*What you will do*: Only the number is wanted: how many lines contain "Section"?

*Data records*:
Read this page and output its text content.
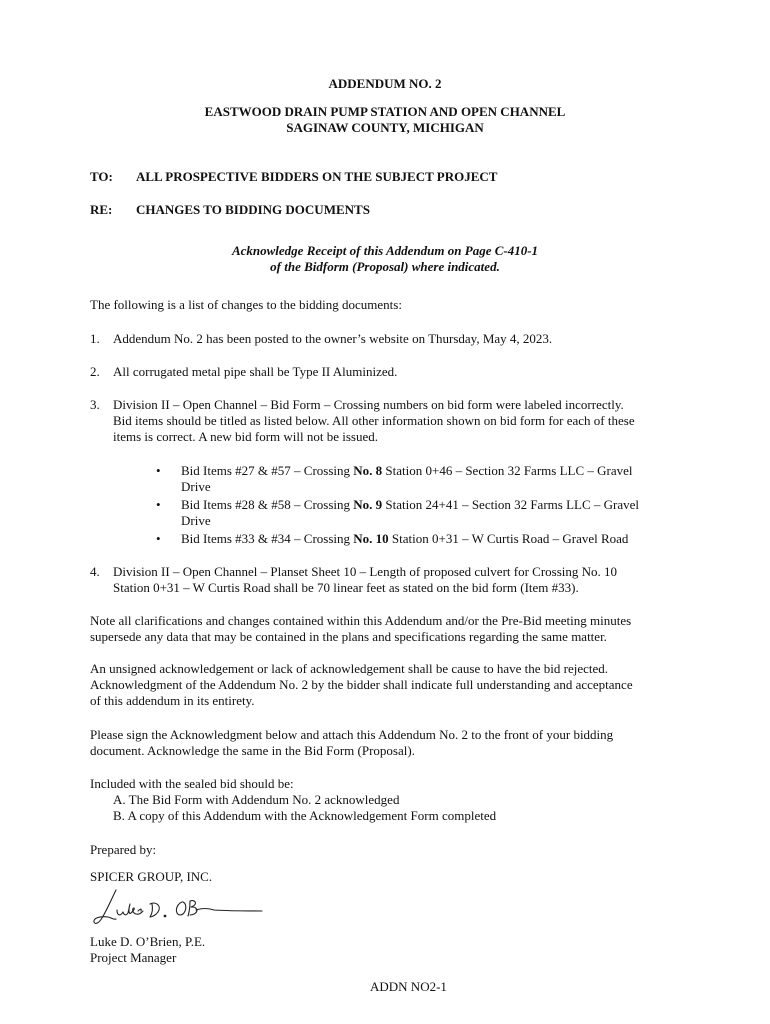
ADDENDUM NO. 2
EASTWOOD DRAIN PUMP STATION AND OPEN CHANNEL
SAGINAW COUNTY, MICHIGAN
TO: ALL PROSPECTIVE BIDDERS ON THE SUBJECT PROJECT
RE: CHANGES TO BIDDING DOCUMENTS
Acknowledge Receipt of this Addendum on Page C-410-1
of the Bidform (Proposal) where indicated.
The following is a list of changes to the bidding documents:
1. Addendum No. 2 has been posted to the owner’s website on Thursday, May 4, 2023.
2. All corrugated metal pipe shall be Type II Aluminized.
3. Division II – Open Channel – Bid Form – Crossing numbers on bid form were labeled incorrectly.
Bid items should be titled as listed below. All other information shown on bid form for each of these
items is correct. A new bid form will not be issued.
• Bid Items #27 & #57 – Crossing No. 8 Station 0+46 – Section 32 Farms LLC – Gravel
Drive
• Bid Items #28 & #58 – Crossing No. 9 Station 24+41 – Section 32 Farms LLC – Gravel
Drive
• Bid Items #33 & #34 – Crossing No. 10 Station 0+31 – W Curtis Road – Gravel Road
4. Division II – Open Channel – Planset Sheet 10 – Length of proposed culvert for Crossing No. 10
Station 0+31 – W Curtis Road shall be 70 linear feet as stated on the bid form (Item #33).
Note all clarifications and changes contained within this Addendum and/or the Pre-Bid meeting minutes
supersede any data that may be contained in the plans and specifications regarding the same matter.
An unsigned acknowledgement or lack of acknowledgement shall be cause to have the bid rejected.
Acknowledgment of the Addendum No. 2 by the bidder shall indicate full understanding and acceptance
of this addendum in its entirety.
Please sign the Acknowledgment below and attach this Addendum No. 2 to the front of your bidding
document. Acknowledge the same in the Bid Form (Proposal).
Included with the sealed bid should be:
A. The Bid Form with Addendum No. 2 acknowledged
B. A copy of this Addendum with the Acknowledgement Form completed
Prepared by:
SPICER GROUP, INC.
Luke D. O’Brien, P.E.
Project Manager
ADDN NO2-1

*Response to the exercise*: 2